* What you will do *
Filter the records below and copy every line containing the word "Underlying".
## Start Working data
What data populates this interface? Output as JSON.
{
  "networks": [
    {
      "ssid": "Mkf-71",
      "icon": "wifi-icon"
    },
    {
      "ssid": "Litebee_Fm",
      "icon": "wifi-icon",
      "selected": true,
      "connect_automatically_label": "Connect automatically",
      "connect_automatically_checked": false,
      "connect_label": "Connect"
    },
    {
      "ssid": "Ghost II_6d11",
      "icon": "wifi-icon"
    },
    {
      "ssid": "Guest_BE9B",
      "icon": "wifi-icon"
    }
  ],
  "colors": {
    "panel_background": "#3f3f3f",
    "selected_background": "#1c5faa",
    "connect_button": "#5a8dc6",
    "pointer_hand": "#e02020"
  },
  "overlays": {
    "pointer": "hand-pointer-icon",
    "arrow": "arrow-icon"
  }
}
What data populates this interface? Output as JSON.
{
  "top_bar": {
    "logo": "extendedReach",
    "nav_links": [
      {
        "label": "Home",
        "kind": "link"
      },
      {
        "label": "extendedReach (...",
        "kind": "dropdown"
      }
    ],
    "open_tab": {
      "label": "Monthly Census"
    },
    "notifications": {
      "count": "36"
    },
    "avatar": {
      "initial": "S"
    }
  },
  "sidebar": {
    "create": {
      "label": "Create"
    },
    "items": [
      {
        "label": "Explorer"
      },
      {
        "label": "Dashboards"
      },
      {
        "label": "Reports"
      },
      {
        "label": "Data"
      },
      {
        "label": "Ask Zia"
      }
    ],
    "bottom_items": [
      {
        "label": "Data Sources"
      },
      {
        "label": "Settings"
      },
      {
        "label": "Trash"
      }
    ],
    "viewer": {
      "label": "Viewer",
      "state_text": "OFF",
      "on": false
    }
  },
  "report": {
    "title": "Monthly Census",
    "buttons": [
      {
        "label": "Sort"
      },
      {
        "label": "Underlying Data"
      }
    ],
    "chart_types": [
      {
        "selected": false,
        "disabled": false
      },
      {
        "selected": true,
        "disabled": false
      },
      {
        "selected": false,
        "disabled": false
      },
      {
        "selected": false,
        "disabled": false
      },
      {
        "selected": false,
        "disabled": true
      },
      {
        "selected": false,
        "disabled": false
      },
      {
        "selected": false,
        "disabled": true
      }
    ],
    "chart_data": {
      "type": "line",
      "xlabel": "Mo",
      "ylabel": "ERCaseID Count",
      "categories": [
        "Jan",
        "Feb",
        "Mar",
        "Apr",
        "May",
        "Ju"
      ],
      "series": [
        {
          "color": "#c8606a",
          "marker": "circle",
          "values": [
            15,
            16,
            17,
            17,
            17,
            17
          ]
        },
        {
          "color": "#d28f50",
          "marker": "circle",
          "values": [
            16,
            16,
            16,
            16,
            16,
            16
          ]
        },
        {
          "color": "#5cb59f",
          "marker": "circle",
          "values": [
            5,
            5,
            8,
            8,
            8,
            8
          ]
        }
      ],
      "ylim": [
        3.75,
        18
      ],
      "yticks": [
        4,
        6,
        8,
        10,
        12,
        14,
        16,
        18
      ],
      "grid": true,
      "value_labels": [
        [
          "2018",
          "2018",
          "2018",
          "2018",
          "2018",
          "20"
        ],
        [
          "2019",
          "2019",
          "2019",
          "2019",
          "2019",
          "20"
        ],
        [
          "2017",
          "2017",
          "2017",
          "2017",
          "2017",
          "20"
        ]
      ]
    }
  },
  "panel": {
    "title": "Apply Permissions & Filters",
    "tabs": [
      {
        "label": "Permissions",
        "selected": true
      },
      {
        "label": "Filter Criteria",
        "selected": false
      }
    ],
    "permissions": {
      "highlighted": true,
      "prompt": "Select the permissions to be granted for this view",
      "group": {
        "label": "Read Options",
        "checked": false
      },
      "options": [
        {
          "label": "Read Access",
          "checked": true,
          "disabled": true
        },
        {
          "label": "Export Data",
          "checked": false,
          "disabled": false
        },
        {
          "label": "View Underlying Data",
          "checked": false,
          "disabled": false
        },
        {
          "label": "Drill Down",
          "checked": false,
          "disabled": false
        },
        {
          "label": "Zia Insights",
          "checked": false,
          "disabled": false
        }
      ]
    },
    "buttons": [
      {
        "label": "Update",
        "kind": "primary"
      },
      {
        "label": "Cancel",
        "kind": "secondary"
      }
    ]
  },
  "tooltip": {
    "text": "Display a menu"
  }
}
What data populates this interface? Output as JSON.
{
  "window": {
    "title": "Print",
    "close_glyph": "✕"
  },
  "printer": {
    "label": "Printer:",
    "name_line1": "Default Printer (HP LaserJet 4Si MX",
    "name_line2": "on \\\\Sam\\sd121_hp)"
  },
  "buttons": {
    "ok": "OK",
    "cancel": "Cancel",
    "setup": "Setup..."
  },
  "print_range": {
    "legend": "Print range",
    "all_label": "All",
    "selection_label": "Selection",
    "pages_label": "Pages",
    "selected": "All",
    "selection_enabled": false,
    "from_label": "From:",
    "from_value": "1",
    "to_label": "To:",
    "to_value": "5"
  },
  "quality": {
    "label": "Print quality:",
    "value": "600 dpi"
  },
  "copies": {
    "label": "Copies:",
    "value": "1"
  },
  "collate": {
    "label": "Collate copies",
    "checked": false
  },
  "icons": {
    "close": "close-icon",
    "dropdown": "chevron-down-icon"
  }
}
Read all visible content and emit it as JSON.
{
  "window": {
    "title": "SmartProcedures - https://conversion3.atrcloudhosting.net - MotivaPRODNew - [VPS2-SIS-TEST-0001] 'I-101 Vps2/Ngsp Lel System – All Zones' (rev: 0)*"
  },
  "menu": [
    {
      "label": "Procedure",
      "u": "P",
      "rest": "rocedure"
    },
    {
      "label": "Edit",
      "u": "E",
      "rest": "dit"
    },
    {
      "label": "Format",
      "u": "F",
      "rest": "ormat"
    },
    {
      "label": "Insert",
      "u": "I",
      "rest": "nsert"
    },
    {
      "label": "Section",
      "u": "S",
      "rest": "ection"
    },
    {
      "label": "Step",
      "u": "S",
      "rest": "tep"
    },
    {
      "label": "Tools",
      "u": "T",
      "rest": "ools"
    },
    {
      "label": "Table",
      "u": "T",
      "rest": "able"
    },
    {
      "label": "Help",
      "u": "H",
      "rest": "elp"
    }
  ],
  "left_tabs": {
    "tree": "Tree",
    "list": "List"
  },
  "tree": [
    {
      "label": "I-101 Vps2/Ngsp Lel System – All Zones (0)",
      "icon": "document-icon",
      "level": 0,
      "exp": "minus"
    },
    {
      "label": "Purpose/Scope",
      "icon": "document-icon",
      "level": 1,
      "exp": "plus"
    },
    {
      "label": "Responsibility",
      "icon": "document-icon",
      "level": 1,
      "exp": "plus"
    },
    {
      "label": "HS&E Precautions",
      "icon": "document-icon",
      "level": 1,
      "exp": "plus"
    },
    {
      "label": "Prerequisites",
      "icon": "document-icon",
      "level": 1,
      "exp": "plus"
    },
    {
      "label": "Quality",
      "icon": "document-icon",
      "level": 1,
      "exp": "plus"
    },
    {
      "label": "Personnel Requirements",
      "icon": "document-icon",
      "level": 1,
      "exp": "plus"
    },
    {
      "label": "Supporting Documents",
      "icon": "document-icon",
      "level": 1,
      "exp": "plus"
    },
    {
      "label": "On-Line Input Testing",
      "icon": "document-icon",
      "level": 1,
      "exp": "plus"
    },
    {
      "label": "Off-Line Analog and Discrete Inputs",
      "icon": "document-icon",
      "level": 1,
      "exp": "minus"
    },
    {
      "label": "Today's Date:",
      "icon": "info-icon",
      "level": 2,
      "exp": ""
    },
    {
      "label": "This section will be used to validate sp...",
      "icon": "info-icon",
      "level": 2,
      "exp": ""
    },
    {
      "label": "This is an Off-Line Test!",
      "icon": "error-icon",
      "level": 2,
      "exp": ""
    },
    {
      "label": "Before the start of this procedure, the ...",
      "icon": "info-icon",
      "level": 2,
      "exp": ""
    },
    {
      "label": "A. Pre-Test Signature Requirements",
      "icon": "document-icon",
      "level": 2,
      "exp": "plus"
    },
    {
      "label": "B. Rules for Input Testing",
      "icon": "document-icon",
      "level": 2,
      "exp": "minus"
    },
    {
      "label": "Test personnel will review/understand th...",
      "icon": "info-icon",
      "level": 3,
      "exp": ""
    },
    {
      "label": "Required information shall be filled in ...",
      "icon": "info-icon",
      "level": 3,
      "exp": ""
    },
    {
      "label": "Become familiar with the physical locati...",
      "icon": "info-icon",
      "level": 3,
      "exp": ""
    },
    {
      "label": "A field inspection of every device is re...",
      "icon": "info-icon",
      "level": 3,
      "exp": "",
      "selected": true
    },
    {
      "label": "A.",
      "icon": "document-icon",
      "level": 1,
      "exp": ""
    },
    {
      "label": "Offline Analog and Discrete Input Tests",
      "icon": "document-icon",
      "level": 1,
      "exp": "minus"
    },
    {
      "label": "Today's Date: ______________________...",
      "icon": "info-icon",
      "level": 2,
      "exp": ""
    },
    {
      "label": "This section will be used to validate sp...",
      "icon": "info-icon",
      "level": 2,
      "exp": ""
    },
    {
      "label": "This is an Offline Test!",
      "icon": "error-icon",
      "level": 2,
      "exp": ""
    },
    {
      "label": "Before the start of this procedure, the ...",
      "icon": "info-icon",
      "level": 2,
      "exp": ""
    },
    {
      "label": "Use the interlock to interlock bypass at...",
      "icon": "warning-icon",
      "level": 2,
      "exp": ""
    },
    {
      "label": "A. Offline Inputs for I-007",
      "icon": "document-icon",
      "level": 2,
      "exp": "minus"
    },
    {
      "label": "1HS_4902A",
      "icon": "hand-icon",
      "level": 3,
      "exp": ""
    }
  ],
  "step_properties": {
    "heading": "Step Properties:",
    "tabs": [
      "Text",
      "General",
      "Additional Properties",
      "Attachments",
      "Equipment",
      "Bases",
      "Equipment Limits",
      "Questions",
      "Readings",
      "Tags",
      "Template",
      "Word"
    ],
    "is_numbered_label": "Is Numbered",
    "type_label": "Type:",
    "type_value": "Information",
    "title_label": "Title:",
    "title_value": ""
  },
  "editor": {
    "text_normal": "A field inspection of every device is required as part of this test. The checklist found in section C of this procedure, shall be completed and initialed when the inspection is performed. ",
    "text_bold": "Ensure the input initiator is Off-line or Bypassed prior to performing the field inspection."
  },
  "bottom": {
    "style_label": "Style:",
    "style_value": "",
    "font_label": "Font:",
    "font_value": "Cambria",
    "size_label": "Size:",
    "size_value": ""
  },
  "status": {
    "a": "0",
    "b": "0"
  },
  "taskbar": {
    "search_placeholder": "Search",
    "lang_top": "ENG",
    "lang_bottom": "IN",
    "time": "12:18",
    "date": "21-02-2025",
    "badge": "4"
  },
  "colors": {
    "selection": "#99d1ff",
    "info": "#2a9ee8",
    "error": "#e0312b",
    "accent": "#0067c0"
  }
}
## End Working data
* Reply to the exercise *
        "label": "Underlying Data"
          "label": "View Underlying Data",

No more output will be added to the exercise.